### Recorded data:
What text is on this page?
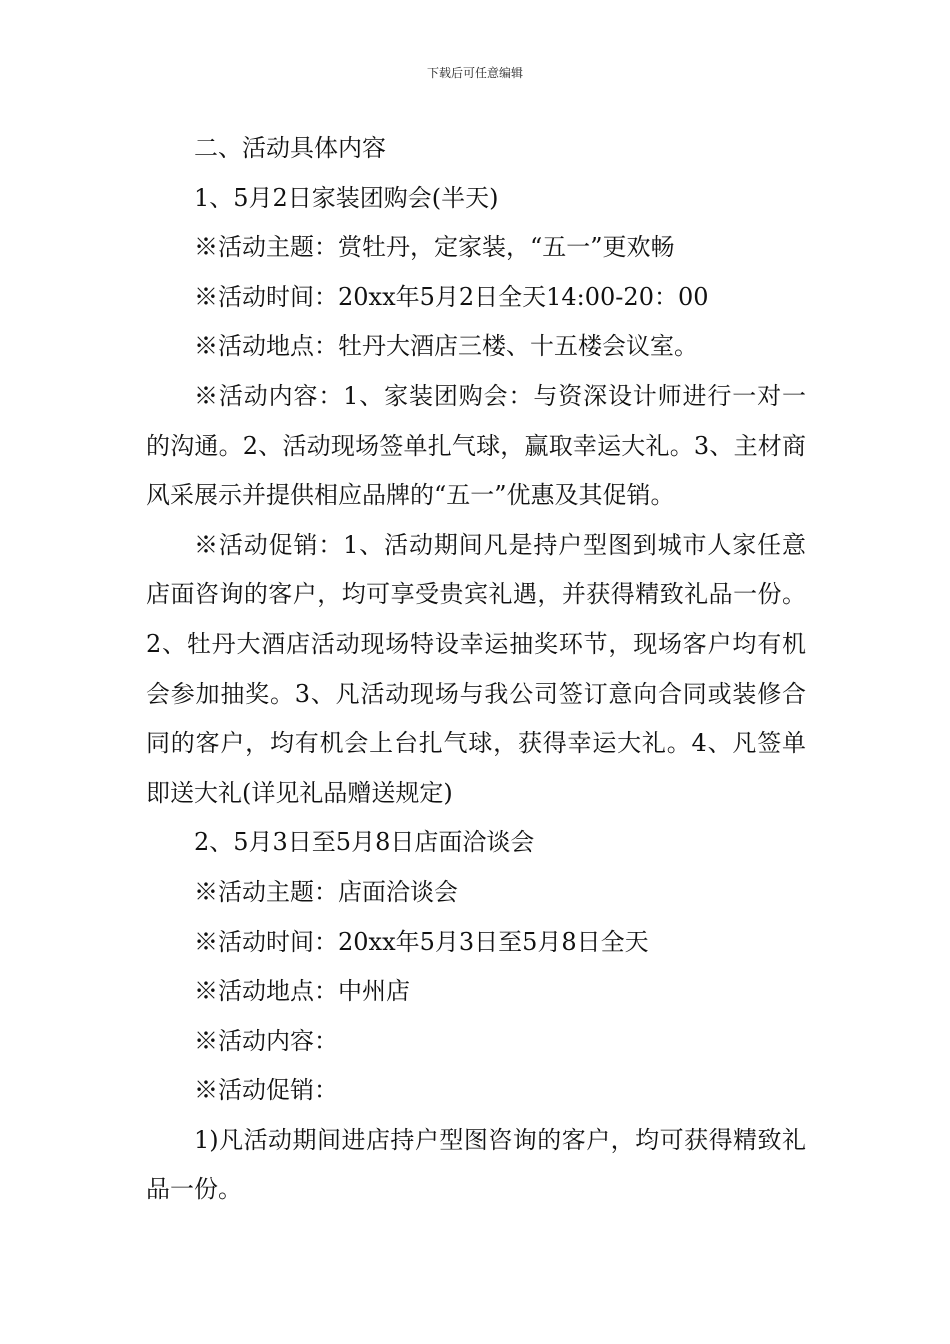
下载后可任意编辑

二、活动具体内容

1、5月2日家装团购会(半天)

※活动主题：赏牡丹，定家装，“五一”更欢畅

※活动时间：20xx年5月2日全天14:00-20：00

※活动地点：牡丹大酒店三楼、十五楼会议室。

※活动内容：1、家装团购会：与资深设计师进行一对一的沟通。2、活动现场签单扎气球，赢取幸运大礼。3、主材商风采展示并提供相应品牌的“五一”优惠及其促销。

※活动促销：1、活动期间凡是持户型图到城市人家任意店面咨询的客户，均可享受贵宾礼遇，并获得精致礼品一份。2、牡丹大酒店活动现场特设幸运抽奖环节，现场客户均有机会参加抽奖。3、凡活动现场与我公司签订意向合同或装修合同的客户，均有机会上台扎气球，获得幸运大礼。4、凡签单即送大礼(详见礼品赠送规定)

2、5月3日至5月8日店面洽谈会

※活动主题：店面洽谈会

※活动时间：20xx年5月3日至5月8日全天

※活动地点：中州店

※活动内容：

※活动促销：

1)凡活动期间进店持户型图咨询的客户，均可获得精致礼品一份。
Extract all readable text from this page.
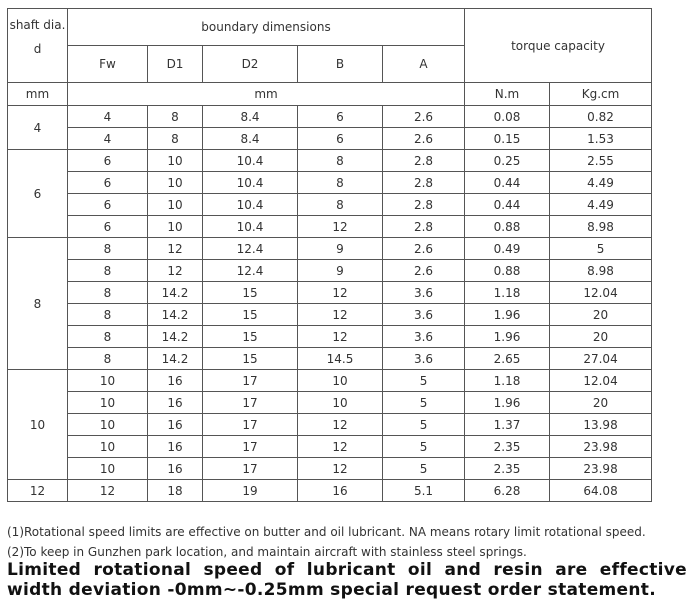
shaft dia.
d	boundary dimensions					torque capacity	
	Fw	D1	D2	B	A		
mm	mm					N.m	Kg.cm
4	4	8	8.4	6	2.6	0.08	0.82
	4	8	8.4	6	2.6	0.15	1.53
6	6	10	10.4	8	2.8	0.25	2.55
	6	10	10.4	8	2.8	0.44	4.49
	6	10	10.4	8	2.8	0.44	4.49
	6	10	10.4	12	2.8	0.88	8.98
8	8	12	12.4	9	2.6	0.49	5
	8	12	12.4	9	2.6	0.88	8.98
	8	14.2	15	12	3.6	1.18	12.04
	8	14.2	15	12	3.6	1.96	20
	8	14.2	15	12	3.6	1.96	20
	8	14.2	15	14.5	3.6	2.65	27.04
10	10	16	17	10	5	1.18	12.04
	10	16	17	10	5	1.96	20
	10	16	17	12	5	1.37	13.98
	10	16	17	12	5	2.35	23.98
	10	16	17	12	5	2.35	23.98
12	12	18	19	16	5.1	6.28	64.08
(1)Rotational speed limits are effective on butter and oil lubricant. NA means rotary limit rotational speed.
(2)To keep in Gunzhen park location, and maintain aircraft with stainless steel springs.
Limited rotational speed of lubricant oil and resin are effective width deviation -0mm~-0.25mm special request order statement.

### Given request:
From the listing above, collect each line in which the string "effective" appears.

### Solution to this problem:
(1)Rotational speed limits are effective on butter and oil lubricant. NA means rotary limit rotational speed.
Limited rotational speed of lubricant oil and resin are effective width deviation -0mm~-0.25mm special request order statement.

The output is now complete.